## TASK OBJECTIVE
Write the material out again exactly as it stands.

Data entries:
begin

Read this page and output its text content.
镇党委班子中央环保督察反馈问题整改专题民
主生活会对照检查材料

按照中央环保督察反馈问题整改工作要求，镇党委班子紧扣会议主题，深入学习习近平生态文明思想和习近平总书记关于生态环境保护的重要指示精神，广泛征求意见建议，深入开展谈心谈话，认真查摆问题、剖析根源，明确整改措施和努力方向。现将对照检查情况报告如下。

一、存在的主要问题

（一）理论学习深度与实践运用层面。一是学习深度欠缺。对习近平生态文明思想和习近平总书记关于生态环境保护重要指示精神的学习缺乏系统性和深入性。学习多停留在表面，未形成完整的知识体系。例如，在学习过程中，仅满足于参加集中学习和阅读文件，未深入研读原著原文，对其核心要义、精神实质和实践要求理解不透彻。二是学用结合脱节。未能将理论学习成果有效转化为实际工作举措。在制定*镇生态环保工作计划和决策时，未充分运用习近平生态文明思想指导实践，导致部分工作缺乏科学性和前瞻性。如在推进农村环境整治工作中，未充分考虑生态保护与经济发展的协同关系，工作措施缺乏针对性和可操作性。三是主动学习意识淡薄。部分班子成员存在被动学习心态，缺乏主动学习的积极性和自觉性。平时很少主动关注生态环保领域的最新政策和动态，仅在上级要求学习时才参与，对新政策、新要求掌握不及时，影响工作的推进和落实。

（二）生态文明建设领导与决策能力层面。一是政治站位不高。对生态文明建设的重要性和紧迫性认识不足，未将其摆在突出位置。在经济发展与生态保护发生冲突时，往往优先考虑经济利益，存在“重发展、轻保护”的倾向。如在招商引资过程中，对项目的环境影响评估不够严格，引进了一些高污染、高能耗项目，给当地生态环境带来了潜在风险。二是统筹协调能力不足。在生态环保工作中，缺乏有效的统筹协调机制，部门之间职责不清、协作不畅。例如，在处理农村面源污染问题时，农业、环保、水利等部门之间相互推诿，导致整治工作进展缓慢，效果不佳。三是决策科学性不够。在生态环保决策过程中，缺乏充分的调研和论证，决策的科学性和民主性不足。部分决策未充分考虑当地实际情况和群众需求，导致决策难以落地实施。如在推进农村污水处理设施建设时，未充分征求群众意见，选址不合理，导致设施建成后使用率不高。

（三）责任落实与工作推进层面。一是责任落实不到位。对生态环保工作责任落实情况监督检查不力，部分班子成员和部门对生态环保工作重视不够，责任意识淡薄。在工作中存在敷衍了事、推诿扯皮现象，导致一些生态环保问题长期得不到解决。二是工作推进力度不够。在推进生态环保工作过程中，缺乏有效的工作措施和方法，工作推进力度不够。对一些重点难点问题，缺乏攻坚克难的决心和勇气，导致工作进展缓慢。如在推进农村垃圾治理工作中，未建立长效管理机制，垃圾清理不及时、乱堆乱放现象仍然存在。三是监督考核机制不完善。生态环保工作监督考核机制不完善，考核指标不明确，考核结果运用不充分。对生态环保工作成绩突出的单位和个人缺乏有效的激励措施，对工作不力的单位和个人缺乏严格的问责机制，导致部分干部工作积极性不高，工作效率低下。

end

## IN RESPONSE
Read this page and output its text content.
镇党委班子中央环保督察反馈问题整改专题民
主生活会对照检查材料

按照中央环保督察反馈问题整改工作要求，镇党委班子紧扣会议主题，深入学习习近平生态文明思想和习近平总书记关于生态环境保护的重要指示精神，广泛征求意见建议，深入开展谈心谈话，认真查摆问题、剖析根源，明确整改措施和努力方向。现将对照检查情况报告如下。

一、存在的主要问题

（一）理论学习深度与实践运用层面。一是学习深度欠缺。对习近平生态文明思想和习近平总书记关于生态环境保护重要指示精神的学习缺乏系统性和深入性。学习多停留在表面，未形成完整的知识体系。例如，在学习过程中，仅满足于参加集中学习和阅读文件，未深入研读原著原文，对其核心要义、精神实质和实践要求理解不透彻。二是学用结合脱节。未能将理论学习成果有效转化为实际工作举措。在制定*镇生态环保工作计划和决策时，未充分运用习近平生态文明思想指导实践，导致部分工作缺乏科学性和前瞻性。如在推进农村环境整治工作中，未充分考虑生态保护与经济发展的协同关系，工作措施缺乏针对性和可操作性。三是主动学习意识淡薄。部分班子成员存在被动学习心态，缺乏主动学习的积极性和自觉性。平时很少主动关注生态环保领域的最新政策和动态，仅在上级要求学习时才参与，对新政策、新要求掌握不及时，影响工作的推进和落实。

（二）生态文明建设领导与决策能力层面。一是政治站位不高。对生态文明建设的重要性和紧迫性认识不足，未将其摆在突出位置。在经济发展与生态保护发生冲突时，往往优先考虑经济利益，存在“重发展、轻保护”的倾向。如在招商引资过程中，对项目的环境影响评估不够严格，引进了一些高污染、高能耗项目，给当地生态环境带来了潜在风险。二是统筹协调能力不足。在生态环保工作中，缺乏有效的统筹协调机制，部门之间职责不清、协作不畅。例如，在处理农村面源污染问题时，农业、环保、水利等部门之间相互推诿，导致整治工作进展缓慢，效果不佳。三是决策科学性不够。在生态环保决策过程中，缺乏充分的调研和论证，决策的科学性和民主性不足。部分决策未充分考虑当地实际情况和群众需求，导致决策难以落地实施。如在推进农村污水处理设施建设时，未充分征求群众意见，选址不合理，导致设施建成后使用率不高。

（三）责任落实与工作推进层面。一是责任落实不到位。对生态环保工作责任落实情况监督检查不力，部分班子成员和部门对生态环保工作重视不够，责任意识淡薄。在工作中存在敷衍了事、推诿扯皮现象，导致一些生态环保问题长期得不到解决。二是工作推进力度不够。在推进生态环保工作过程中，缺乏有效的工作措施和方法，工作推进力度不够。对一些重点难点问题，缺乏攻坚克难的决心和勇气，导致工作进展缓慢。如在推进农村垃圾治理工作中，未建立长效管理机制，垃圾清理不及时、乱堆乱放现象仍然存在。三是监督考核机制不完善。生态环保工作监督考核机制不完善，考核指标不明确，考核结果运用不充分。对生态环保工作成绩突出的单位和个人缺乏有效的激励措施，对工作不力的单位和个人缺乏严格的问责机制，导致部分干部工作积极性不高，工作效率低下。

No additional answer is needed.